(Dataset records)

○ ○ ○ ○ ○

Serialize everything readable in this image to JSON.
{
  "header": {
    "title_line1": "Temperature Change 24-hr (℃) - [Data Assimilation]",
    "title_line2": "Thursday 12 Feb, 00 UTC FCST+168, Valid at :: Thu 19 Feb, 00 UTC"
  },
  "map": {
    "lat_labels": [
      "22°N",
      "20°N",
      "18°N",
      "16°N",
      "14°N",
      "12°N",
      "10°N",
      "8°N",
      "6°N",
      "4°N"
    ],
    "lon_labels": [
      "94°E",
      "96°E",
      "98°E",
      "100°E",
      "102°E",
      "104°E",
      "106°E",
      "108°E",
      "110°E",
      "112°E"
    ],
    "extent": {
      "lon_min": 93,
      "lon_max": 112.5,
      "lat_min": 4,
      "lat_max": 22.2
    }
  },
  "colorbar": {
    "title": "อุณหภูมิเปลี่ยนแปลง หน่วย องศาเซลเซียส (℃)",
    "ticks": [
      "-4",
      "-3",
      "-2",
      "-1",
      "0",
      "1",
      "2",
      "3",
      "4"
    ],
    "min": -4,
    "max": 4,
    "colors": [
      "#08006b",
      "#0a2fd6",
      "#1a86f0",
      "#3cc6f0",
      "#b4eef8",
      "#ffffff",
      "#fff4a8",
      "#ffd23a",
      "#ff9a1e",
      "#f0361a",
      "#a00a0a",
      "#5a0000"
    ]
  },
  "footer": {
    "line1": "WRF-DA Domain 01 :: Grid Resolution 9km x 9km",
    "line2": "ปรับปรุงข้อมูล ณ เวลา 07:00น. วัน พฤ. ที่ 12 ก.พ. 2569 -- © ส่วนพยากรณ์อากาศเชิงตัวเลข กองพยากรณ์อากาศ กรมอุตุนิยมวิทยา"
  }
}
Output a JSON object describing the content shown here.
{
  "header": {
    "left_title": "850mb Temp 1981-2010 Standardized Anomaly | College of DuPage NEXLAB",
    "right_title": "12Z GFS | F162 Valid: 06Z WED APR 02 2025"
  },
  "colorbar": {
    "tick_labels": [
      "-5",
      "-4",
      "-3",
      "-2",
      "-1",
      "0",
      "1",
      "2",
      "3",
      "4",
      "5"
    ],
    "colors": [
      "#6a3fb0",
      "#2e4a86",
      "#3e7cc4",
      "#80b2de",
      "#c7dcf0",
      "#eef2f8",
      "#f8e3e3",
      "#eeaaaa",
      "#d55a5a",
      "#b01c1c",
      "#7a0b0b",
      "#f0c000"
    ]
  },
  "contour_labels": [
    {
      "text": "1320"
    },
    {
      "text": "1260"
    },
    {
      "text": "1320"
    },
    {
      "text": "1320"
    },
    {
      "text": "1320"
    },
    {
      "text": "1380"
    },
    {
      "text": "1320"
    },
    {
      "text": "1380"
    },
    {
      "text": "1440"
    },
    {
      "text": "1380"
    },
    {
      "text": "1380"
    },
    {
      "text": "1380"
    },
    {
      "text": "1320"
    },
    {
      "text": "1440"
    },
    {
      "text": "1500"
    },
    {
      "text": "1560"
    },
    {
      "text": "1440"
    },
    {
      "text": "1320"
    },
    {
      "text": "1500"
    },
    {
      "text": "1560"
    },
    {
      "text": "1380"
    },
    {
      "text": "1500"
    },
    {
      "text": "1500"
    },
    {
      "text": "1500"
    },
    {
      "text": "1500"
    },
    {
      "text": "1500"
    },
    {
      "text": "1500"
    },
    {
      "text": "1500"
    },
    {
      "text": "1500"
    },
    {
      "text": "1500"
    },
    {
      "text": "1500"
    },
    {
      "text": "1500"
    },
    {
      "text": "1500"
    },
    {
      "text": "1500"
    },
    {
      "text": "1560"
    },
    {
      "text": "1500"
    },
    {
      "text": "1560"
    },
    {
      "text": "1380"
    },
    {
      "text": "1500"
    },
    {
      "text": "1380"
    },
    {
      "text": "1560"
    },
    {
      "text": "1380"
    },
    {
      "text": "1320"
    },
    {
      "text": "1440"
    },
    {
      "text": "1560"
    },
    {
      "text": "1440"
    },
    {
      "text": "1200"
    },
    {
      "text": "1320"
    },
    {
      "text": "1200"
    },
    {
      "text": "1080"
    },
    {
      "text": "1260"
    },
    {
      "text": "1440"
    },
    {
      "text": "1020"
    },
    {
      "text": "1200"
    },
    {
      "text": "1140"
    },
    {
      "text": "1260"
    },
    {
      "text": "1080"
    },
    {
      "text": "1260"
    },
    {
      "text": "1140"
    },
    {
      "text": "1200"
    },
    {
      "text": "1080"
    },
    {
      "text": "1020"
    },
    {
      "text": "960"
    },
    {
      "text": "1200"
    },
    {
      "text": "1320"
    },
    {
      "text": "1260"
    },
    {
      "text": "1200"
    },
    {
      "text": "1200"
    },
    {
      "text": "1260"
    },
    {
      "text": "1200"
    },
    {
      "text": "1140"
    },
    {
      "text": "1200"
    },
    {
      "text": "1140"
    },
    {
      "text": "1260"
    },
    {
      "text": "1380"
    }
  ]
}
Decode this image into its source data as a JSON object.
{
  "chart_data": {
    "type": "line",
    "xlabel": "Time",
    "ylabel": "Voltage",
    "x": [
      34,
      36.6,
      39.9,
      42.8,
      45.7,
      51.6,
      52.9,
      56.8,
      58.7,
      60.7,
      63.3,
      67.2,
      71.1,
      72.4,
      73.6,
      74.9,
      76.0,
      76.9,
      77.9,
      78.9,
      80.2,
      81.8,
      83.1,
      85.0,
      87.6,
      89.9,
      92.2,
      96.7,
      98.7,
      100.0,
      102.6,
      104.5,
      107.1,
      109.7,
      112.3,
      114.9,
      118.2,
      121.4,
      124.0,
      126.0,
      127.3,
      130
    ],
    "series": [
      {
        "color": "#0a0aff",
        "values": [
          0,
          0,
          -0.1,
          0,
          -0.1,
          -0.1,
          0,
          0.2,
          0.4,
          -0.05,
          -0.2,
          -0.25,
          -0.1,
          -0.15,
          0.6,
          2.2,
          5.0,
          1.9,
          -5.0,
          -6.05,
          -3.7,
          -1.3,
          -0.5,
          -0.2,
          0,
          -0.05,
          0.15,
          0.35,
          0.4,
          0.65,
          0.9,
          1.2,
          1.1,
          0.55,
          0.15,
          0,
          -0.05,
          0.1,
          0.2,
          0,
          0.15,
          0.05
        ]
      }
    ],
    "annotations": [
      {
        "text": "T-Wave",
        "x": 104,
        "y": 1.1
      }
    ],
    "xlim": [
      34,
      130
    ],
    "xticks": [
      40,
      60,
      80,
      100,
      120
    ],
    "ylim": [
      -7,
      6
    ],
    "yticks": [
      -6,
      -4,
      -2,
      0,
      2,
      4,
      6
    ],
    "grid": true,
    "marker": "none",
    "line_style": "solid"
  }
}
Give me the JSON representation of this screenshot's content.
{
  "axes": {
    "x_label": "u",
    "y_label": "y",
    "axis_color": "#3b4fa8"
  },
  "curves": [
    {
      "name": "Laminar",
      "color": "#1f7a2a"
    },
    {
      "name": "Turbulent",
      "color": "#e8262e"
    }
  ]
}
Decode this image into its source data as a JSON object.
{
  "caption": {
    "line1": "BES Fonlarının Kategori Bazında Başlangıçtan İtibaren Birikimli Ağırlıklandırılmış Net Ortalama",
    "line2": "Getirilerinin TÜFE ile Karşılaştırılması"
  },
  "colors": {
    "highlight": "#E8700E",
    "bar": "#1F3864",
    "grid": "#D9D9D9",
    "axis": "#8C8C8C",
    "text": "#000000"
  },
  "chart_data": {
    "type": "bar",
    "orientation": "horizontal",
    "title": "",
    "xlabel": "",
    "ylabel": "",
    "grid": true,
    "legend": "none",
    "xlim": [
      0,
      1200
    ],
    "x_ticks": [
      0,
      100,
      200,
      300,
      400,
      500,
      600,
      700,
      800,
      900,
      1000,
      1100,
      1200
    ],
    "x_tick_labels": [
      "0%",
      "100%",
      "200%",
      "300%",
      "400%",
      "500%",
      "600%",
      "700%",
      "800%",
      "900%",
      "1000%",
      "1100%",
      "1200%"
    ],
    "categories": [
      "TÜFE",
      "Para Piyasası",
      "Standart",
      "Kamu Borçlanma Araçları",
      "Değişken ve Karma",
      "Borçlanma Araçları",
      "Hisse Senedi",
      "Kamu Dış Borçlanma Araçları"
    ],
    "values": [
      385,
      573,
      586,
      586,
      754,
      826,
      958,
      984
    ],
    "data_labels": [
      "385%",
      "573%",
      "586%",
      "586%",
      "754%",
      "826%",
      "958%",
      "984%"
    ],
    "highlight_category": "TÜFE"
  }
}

○ ○ ○ ○ ○

Check each line in the listing above for the string "Borçlanma", then report how many lines contain it, with no other text.

→ Output of the task:
3